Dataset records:
===

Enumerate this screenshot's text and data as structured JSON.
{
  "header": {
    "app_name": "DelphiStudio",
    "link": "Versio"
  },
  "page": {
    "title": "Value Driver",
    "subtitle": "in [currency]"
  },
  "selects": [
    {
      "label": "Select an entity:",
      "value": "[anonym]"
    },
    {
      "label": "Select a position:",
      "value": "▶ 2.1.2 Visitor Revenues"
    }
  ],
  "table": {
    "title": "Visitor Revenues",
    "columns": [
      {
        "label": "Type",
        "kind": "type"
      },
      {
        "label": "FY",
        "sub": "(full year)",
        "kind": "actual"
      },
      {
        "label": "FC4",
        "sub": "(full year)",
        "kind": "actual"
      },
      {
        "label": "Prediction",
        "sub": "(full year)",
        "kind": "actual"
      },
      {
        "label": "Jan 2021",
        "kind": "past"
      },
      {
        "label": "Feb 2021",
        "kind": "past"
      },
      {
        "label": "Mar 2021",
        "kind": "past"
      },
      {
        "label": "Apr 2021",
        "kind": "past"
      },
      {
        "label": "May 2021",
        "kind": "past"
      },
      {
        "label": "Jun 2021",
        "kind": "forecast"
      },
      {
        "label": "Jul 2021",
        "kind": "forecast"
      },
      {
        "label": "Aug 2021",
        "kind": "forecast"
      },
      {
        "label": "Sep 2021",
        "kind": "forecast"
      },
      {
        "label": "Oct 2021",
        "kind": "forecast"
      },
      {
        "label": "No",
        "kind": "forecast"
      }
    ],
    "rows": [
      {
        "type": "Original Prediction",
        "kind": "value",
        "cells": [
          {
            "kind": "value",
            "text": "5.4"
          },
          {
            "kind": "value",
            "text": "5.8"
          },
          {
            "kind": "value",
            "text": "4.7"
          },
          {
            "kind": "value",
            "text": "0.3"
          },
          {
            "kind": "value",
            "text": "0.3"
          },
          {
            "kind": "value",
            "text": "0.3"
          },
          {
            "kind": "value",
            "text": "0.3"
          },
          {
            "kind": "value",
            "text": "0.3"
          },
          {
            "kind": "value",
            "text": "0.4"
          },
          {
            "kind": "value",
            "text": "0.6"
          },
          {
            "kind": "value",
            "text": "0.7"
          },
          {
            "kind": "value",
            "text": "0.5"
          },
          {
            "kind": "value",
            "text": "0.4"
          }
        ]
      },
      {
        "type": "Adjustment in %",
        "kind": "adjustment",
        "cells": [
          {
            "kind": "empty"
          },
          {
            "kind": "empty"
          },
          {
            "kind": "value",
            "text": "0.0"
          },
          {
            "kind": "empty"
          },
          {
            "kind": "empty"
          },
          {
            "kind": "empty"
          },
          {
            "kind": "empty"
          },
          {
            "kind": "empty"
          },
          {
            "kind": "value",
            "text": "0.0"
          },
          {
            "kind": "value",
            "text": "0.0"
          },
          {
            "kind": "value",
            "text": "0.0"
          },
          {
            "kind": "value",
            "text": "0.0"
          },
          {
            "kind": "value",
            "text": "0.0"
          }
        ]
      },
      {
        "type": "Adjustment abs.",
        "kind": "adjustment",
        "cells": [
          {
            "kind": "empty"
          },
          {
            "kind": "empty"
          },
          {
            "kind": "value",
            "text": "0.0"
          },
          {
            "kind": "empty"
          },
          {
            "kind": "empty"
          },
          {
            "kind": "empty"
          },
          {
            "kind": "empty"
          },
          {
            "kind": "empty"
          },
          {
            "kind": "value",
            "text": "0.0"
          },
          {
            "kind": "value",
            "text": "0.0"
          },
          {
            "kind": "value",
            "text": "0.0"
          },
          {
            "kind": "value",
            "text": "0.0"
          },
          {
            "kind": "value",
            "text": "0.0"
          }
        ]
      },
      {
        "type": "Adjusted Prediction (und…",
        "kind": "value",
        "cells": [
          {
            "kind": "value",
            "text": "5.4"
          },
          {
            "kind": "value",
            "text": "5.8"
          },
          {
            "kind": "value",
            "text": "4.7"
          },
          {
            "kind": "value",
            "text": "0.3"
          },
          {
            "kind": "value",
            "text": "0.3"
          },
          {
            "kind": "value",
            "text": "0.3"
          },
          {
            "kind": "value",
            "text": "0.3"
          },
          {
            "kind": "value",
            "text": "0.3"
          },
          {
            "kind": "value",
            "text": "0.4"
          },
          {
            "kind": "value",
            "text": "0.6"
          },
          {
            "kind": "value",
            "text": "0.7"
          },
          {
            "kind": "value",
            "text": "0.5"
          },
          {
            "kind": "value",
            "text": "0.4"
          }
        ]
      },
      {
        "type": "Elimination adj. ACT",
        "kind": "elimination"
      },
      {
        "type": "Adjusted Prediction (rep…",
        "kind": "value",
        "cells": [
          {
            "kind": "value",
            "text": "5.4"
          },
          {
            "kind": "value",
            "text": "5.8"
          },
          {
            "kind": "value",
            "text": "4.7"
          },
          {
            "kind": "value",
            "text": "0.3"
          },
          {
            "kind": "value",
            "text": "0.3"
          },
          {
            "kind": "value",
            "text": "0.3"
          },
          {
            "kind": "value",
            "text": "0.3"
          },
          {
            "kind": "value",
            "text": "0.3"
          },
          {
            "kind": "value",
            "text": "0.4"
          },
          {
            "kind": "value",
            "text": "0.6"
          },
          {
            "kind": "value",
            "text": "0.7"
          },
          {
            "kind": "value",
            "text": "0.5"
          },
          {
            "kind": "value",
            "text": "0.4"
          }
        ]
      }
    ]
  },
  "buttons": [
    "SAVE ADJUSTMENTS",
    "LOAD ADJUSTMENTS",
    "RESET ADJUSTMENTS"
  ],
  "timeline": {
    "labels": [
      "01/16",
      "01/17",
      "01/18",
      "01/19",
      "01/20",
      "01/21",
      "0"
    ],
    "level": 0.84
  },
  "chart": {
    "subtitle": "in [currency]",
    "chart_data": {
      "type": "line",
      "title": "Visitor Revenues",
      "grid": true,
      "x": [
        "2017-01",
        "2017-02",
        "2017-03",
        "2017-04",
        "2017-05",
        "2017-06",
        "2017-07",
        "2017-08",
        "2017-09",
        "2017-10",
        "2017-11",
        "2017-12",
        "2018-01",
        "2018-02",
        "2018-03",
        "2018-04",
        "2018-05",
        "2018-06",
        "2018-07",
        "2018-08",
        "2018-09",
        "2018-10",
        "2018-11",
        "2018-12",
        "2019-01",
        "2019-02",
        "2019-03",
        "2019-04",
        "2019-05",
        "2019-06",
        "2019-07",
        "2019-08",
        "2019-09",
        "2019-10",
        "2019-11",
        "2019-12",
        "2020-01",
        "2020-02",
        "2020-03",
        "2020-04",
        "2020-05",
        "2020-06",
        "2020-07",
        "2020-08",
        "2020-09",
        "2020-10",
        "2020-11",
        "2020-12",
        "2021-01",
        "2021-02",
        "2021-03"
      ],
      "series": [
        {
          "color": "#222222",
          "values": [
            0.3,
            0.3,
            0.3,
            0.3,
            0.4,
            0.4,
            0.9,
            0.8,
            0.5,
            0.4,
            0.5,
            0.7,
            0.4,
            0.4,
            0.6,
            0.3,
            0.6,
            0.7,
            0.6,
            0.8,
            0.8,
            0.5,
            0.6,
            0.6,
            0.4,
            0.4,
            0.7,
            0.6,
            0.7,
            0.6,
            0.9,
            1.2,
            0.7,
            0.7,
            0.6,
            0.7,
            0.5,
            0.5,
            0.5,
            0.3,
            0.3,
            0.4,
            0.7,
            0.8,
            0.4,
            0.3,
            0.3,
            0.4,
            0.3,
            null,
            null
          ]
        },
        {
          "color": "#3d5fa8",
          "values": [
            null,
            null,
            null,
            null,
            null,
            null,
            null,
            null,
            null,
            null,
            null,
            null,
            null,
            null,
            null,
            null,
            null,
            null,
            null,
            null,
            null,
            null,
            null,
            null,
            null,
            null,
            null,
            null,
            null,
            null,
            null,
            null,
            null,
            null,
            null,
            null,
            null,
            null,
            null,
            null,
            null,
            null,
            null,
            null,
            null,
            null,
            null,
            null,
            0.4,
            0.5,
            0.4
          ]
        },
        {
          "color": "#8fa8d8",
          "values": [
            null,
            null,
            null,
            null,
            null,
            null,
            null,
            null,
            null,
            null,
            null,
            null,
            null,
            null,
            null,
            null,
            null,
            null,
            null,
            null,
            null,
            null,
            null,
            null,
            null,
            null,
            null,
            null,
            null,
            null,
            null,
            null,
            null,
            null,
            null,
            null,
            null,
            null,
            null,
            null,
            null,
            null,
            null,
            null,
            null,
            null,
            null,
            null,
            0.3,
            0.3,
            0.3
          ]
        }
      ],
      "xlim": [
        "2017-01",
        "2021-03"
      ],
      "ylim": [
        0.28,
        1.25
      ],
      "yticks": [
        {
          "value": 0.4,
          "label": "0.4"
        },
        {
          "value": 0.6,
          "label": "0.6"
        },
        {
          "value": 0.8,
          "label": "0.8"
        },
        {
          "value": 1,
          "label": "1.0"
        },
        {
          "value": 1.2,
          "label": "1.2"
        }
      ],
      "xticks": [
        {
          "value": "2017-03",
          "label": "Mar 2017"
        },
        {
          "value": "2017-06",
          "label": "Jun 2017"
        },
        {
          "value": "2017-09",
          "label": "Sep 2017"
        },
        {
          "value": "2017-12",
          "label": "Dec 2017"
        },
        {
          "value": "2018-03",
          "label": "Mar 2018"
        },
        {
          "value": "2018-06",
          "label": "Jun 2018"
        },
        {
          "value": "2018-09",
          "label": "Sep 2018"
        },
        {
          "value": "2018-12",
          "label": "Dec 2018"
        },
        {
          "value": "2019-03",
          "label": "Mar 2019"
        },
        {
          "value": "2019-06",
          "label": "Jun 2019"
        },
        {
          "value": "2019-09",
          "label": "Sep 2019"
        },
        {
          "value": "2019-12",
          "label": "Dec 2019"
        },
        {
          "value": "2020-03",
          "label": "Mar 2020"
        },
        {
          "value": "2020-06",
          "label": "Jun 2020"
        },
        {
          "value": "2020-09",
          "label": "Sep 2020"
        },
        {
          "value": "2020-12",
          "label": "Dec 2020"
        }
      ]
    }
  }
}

===

WHAT IS BEING ASKED =>
Determine how many lines include the string "Prediction". Give no answer but the number.

FINISHED ANSWER =>
4